## Prompt:
Below are the entries; count the lines in them that contain the word "document" and give only the number.
━━ Provided information
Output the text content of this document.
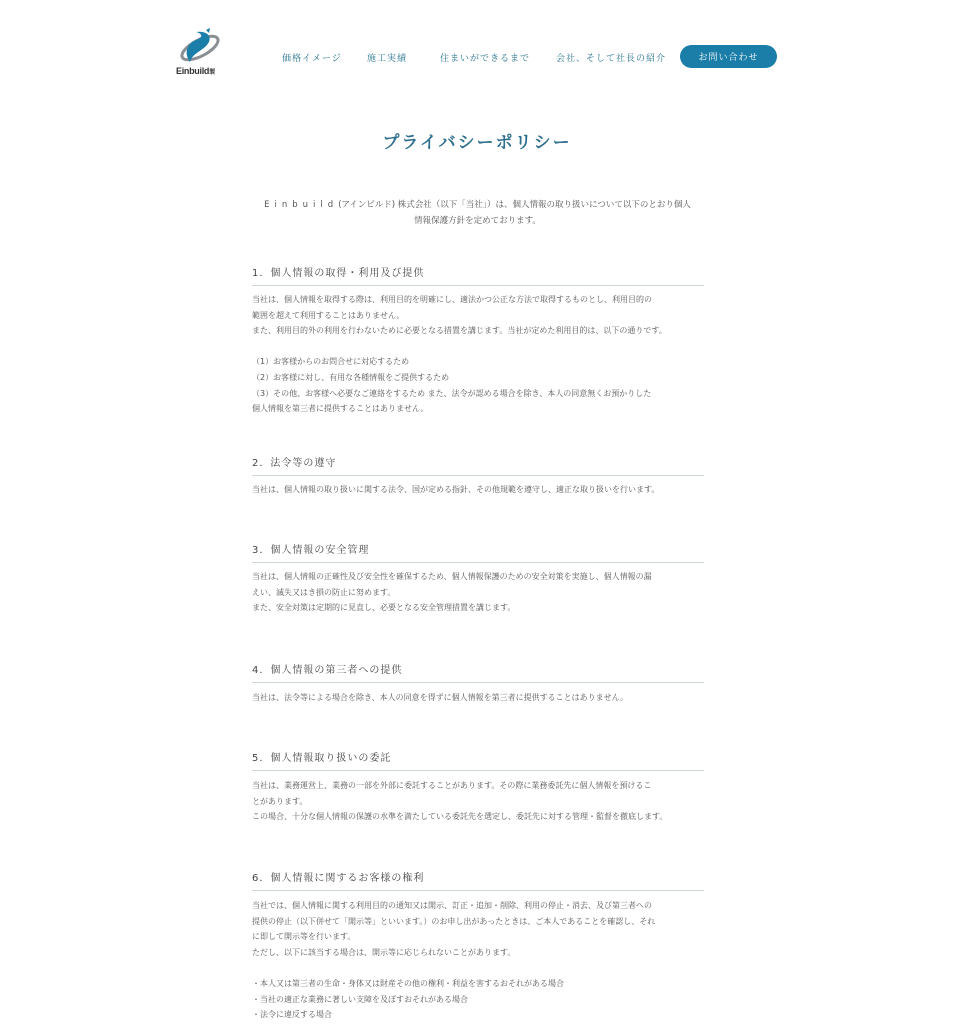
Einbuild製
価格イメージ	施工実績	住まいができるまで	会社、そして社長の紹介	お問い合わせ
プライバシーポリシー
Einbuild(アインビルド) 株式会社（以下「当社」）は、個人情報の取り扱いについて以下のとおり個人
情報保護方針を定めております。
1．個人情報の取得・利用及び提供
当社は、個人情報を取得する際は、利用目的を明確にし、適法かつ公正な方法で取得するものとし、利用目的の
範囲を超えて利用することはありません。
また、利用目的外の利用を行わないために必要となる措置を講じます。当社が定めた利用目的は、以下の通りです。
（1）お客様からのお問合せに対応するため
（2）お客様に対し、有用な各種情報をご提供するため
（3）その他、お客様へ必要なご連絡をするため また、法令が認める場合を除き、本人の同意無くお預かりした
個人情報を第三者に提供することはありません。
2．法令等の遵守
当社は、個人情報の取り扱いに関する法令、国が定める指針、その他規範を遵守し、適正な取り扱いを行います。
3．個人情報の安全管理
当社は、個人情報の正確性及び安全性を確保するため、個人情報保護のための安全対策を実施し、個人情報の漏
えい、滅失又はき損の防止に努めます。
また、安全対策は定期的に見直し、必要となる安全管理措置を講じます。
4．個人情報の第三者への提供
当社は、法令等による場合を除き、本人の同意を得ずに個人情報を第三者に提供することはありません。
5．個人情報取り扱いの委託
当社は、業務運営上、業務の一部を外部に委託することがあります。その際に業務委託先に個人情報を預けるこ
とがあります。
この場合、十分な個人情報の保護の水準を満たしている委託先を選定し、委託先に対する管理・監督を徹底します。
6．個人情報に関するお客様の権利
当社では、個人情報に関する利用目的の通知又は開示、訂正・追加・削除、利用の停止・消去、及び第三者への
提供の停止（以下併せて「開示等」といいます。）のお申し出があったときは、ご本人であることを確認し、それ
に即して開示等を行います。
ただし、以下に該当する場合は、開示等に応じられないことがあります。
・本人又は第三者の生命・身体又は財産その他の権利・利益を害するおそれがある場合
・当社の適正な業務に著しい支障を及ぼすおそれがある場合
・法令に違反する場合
━━━━
━━ Provided information
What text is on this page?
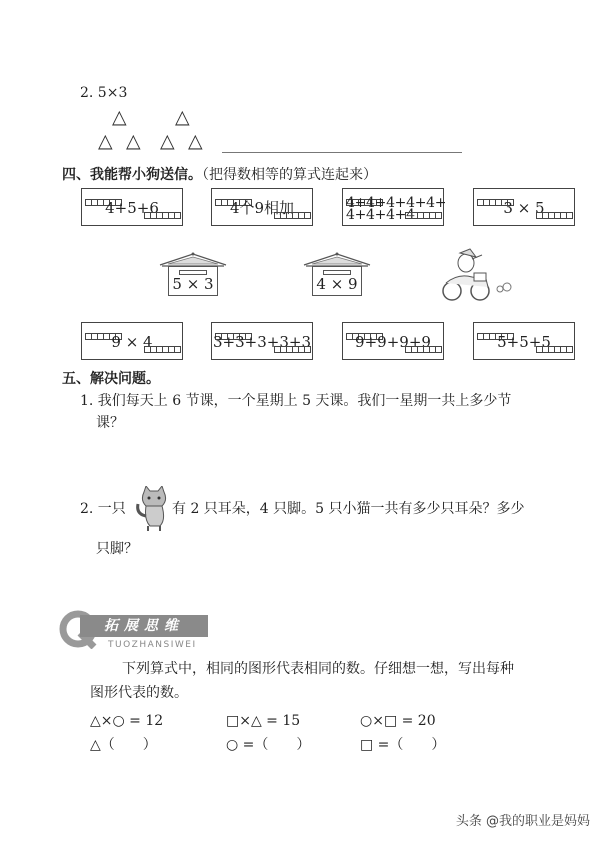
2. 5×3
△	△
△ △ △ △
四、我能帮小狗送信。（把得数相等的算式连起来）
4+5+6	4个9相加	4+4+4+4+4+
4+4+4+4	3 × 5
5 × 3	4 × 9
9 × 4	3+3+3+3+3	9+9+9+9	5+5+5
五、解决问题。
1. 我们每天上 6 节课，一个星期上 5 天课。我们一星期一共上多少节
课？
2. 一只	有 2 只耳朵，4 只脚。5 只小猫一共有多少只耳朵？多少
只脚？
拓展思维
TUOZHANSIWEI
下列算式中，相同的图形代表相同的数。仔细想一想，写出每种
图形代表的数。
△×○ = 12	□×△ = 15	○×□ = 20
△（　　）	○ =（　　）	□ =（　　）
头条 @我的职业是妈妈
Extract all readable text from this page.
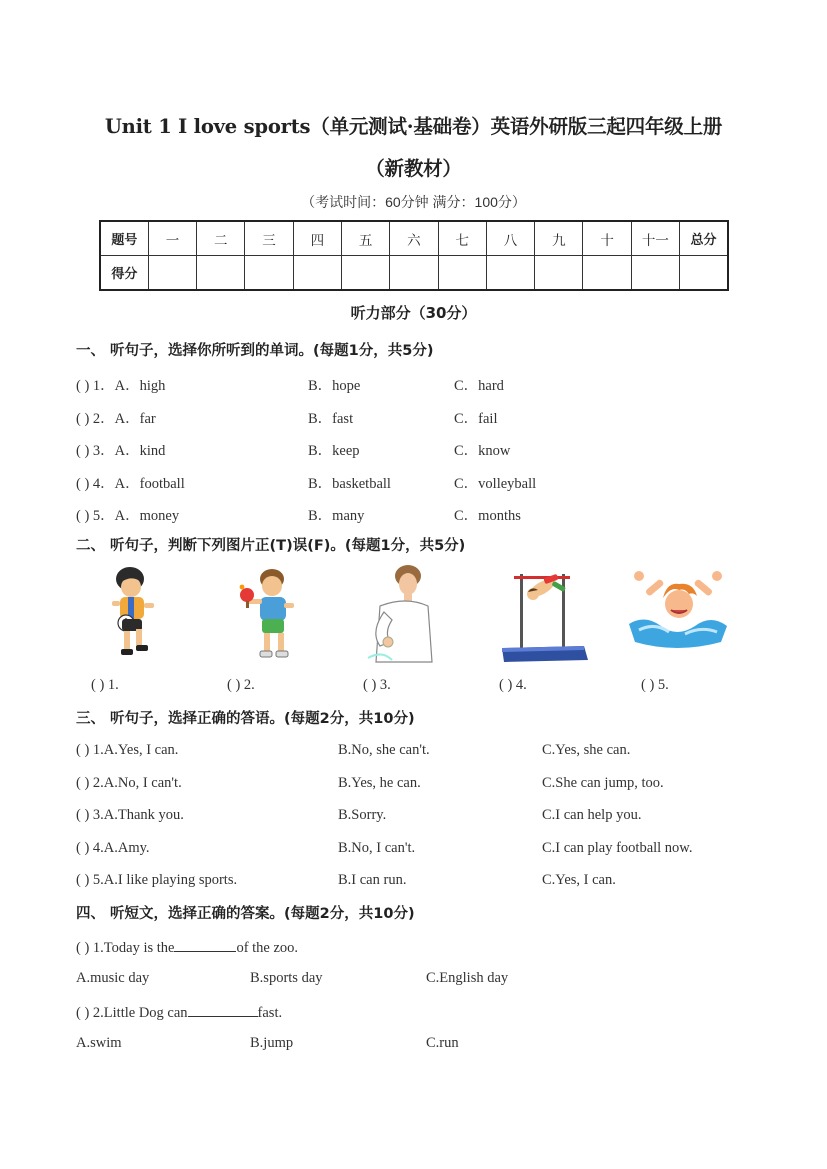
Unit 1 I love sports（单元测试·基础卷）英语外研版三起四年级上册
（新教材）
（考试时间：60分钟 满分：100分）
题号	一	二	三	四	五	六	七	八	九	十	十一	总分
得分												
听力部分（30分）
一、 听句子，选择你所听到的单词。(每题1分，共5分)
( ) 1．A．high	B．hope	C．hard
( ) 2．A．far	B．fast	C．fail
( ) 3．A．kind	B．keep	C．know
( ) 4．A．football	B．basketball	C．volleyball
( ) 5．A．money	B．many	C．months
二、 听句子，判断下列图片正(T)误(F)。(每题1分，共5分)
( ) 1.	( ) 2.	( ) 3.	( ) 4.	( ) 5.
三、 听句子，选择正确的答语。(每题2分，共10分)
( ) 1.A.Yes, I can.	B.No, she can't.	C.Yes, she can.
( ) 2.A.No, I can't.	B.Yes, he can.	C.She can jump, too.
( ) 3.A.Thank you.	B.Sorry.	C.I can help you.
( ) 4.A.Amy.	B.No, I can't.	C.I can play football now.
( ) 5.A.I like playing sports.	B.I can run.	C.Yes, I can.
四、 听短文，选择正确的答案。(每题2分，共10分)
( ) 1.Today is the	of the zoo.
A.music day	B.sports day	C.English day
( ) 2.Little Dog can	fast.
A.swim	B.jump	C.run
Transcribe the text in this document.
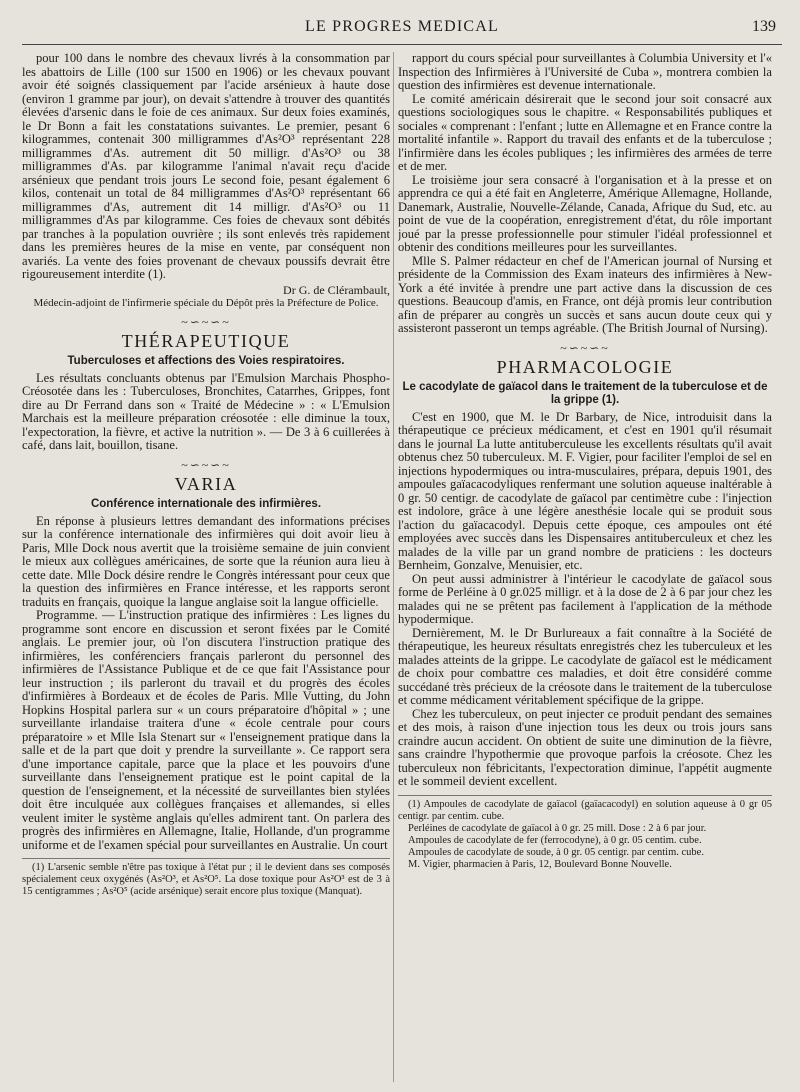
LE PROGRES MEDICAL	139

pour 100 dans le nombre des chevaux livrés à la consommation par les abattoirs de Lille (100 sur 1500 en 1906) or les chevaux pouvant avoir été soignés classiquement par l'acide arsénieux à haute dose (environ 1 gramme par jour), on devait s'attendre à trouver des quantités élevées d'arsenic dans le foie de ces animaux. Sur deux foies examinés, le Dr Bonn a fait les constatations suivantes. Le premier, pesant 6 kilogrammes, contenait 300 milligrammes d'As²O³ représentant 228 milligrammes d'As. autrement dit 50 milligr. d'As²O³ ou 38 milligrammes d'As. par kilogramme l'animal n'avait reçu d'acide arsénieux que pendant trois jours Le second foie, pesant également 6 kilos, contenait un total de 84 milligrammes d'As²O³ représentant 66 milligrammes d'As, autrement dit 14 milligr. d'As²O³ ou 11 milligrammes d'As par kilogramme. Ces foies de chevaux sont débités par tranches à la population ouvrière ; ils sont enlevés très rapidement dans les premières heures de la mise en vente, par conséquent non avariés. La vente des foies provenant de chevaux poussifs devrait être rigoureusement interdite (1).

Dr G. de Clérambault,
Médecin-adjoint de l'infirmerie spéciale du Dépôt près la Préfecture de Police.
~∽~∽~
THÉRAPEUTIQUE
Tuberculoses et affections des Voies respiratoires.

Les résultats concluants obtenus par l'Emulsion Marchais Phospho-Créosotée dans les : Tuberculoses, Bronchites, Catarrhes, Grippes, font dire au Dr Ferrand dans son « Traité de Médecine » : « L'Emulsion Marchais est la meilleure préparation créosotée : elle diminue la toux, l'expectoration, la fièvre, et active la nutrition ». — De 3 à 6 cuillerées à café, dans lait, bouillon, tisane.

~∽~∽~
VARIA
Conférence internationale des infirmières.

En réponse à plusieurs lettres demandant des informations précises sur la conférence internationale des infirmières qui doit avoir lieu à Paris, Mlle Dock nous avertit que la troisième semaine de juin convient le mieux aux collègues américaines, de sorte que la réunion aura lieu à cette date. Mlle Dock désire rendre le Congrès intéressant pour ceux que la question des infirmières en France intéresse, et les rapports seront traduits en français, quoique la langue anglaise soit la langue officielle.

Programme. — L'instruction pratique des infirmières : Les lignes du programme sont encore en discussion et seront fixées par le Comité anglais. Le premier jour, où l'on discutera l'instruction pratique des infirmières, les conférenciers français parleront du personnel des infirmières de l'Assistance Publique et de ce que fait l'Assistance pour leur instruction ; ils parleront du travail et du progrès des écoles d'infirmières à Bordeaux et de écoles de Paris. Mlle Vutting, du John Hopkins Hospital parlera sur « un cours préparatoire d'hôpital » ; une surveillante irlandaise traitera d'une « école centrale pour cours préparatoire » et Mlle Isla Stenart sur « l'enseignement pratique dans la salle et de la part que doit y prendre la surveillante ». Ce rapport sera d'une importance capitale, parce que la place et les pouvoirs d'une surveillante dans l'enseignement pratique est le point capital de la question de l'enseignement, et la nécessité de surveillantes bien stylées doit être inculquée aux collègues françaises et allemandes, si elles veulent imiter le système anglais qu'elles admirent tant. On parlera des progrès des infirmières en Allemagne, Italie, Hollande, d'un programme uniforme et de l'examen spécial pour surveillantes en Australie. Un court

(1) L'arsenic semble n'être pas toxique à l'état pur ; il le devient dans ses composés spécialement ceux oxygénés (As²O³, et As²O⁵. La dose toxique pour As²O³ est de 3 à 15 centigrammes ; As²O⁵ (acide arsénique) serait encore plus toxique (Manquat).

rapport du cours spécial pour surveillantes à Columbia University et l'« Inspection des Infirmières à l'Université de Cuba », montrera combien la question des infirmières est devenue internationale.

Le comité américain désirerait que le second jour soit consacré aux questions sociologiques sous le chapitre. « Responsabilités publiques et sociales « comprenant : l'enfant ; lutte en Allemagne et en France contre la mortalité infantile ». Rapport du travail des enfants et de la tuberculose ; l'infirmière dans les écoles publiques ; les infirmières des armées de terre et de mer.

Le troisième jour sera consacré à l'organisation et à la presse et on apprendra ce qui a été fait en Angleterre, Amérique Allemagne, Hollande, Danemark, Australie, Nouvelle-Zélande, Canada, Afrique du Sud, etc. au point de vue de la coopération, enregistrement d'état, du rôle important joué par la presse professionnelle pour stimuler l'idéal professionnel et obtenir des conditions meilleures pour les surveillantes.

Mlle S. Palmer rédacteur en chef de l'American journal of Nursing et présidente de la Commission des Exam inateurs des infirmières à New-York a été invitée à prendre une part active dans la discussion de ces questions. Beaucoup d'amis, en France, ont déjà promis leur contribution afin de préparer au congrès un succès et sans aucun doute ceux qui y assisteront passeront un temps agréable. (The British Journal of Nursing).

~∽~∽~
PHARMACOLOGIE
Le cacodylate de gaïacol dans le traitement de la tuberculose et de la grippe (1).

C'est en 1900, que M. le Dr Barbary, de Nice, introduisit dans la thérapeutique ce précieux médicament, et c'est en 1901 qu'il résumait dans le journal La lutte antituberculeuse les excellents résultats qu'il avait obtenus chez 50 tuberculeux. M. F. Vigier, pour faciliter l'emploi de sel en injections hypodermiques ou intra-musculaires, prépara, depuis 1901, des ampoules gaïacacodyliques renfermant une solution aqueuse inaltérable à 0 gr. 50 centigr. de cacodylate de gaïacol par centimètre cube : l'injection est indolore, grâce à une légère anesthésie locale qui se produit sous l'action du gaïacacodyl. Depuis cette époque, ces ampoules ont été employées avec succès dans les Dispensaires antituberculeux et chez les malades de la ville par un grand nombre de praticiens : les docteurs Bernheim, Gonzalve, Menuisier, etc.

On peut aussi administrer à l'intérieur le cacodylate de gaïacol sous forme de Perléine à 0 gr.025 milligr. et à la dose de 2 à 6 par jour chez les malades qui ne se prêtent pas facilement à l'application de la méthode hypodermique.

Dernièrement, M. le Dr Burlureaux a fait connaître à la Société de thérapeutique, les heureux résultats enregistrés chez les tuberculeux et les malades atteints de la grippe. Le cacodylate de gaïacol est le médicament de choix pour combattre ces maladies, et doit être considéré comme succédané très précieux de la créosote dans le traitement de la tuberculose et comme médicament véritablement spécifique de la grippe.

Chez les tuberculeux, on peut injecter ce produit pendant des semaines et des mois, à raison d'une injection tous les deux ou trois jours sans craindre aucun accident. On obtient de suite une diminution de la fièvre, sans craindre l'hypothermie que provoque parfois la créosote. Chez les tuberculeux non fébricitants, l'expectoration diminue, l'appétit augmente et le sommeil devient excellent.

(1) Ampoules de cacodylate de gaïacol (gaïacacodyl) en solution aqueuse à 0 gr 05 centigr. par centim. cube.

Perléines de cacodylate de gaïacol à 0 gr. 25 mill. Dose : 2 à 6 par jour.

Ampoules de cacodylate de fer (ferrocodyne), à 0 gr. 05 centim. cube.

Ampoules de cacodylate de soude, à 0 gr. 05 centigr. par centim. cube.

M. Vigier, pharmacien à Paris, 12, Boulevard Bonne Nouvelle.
━━━━
## Result for this exercise:
2